Give only the number of lines in the records that include the string "description".

== INFORMATION PROVIDED ==

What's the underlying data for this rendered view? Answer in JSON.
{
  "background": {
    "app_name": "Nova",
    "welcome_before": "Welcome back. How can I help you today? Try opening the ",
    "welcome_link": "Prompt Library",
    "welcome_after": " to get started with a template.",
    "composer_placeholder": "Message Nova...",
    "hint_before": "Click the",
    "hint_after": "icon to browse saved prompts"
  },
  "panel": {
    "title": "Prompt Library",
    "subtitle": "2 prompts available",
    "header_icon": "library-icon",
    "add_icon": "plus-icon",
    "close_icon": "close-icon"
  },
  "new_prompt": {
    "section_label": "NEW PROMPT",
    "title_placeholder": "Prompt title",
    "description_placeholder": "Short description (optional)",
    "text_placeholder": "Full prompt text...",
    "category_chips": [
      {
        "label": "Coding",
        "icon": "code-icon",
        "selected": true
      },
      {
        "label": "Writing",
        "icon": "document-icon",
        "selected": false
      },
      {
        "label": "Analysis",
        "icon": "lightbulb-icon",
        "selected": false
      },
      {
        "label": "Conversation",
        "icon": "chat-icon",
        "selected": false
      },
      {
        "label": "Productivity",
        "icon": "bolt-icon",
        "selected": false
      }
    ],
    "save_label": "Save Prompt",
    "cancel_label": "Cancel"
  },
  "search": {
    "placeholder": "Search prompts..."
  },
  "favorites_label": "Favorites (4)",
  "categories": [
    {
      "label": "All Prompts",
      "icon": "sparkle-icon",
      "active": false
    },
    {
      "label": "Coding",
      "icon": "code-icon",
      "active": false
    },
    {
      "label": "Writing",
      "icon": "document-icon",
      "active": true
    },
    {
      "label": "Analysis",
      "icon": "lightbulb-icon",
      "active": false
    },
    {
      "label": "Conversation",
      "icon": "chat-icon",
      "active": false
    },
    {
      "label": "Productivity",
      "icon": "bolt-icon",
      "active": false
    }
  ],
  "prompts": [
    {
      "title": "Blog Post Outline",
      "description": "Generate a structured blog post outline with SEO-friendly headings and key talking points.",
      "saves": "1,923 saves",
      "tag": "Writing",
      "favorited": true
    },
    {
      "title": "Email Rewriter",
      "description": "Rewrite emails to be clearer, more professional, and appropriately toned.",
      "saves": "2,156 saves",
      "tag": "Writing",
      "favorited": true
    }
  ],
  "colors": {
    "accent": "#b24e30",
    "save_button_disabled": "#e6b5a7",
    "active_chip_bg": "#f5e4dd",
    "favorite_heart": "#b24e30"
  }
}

===

◆ FINAL ANSWER:
3